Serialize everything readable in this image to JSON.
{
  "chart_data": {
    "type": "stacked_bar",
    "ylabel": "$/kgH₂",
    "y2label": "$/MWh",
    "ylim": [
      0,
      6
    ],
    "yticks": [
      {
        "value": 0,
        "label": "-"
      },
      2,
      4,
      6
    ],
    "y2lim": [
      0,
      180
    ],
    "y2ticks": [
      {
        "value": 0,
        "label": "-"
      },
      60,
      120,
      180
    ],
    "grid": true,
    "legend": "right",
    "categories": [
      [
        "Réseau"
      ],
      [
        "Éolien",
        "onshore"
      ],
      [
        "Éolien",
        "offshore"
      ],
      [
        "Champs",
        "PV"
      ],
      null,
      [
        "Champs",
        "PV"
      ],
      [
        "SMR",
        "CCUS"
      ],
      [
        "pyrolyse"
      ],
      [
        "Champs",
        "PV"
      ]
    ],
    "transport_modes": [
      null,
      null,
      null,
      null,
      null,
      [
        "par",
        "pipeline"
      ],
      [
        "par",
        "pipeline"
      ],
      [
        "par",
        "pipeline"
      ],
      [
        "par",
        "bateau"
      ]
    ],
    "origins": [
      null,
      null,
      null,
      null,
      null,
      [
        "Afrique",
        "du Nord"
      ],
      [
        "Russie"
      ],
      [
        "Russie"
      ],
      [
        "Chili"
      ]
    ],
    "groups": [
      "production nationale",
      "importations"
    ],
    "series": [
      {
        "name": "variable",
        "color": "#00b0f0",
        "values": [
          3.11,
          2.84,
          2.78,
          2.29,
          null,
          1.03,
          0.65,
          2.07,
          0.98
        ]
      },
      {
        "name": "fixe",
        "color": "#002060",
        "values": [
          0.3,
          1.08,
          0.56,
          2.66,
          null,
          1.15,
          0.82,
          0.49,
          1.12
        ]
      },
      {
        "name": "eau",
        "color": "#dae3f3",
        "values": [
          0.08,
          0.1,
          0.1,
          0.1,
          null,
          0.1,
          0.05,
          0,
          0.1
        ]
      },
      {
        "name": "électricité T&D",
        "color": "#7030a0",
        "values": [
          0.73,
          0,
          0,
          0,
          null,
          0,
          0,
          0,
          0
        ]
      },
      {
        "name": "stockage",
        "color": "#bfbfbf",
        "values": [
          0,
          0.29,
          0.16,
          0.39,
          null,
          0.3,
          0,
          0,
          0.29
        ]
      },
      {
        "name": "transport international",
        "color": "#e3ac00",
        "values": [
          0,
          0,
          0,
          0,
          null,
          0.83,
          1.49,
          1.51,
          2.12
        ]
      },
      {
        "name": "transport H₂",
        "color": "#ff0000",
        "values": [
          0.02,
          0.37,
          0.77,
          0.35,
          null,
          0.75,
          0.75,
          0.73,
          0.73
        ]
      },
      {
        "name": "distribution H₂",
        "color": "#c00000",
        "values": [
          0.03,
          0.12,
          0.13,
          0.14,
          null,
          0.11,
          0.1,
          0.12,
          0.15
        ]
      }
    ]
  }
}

*****

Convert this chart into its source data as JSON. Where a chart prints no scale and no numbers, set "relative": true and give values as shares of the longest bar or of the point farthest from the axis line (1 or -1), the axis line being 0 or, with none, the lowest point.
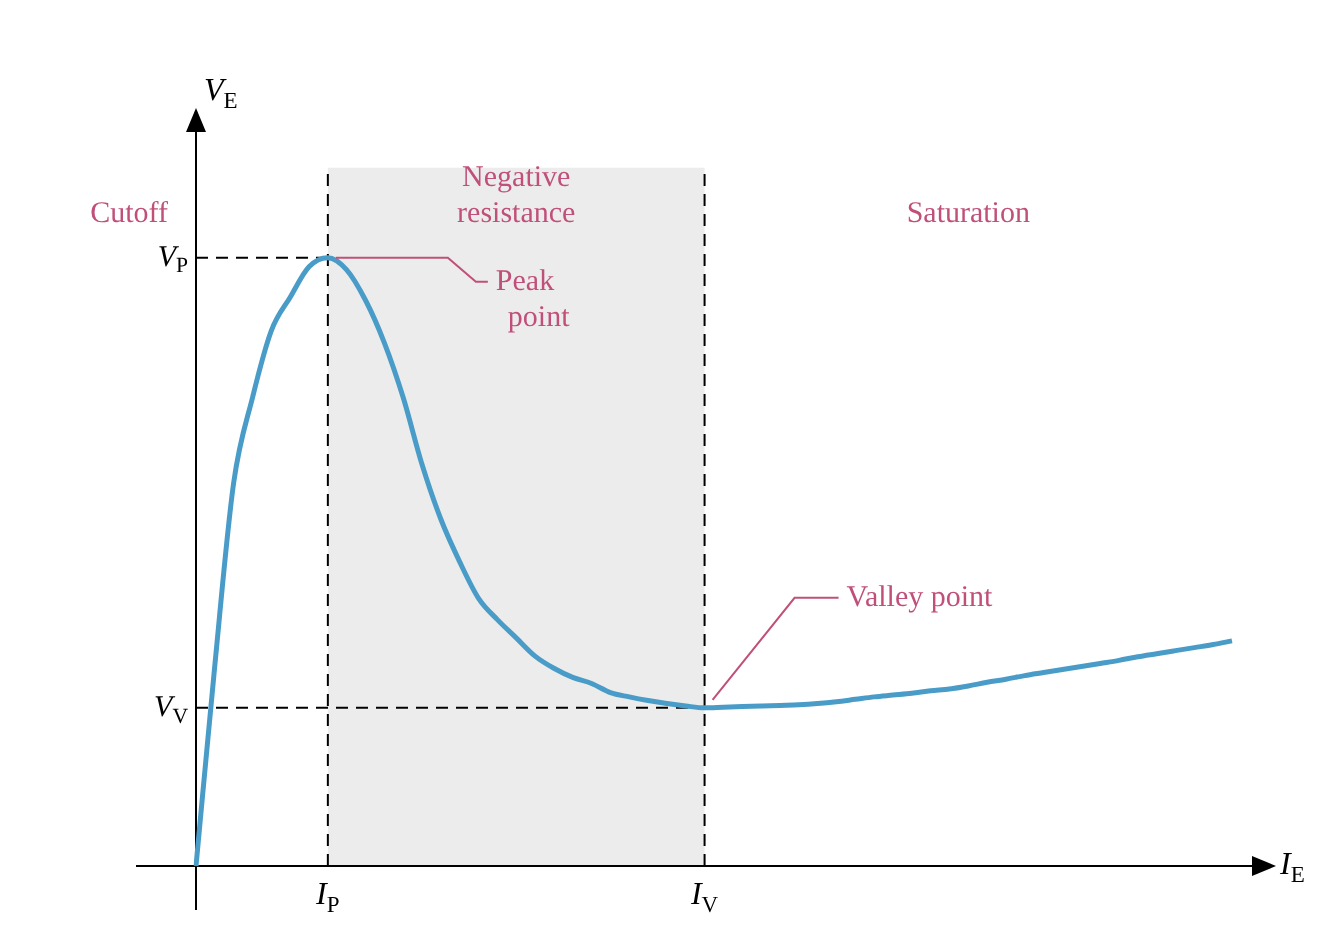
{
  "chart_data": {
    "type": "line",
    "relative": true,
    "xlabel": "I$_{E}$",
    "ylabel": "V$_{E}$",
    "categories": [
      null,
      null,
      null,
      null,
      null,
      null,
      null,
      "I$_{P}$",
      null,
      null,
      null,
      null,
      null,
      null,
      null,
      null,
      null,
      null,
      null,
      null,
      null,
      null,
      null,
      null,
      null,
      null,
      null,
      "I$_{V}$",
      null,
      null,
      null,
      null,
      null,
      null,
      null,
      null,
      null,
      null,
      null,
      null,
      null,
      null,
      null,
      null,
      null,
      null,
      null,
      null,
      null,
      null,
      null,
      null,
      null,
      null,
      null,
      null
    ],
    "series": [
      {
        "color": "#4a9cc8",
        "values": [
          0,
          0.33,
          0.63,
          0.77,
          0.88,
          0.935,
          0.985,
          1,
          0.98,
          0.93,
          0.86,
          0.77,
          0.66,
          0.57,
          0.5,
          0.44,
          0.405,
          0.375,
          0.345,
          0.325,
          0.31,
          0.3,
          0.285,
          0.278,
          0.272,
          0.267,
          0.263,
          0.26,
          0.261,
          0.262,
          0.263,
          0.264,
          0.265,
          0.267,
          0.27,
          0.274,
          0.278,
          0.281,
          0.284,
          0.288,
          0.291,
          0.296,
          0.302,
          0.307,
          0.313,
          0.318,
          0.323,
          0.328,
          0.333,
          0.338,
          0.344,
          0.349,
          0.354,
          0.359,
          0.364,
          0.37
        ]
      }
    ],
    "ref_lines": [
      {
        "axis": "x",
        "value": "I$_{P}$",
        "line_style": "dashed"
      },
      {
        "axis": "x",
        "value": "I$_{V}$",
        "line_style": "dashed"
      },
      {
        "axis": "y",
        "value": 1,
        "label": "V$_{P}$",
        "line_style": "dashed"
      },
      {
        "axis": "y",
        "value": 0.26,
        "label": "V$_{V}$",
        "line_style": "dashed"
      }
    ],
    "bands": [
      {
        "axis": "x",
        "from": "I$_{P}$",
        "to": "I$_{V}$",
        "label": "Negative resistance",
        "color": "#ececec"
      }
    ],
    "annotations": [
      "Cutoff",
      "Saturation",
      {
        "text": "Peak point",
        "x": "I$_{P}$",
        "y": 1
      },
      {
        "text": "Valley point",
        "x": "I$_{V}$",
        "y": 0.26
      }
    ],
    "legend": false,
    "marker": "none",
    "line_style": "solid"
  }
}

*****

● **Written instruction**
Look through the records and gather every line containing "this".

● **Written answer**
Serialize everything readable in this image to JSON.
Convert this chart into its source data as JSON. Where a chart prints no scale and no numbers, set "relative": true and give values as shares of the longest bar or of the point farthest from the axis line (1 or -1), the axis line being 0 or, with none, the lowest point.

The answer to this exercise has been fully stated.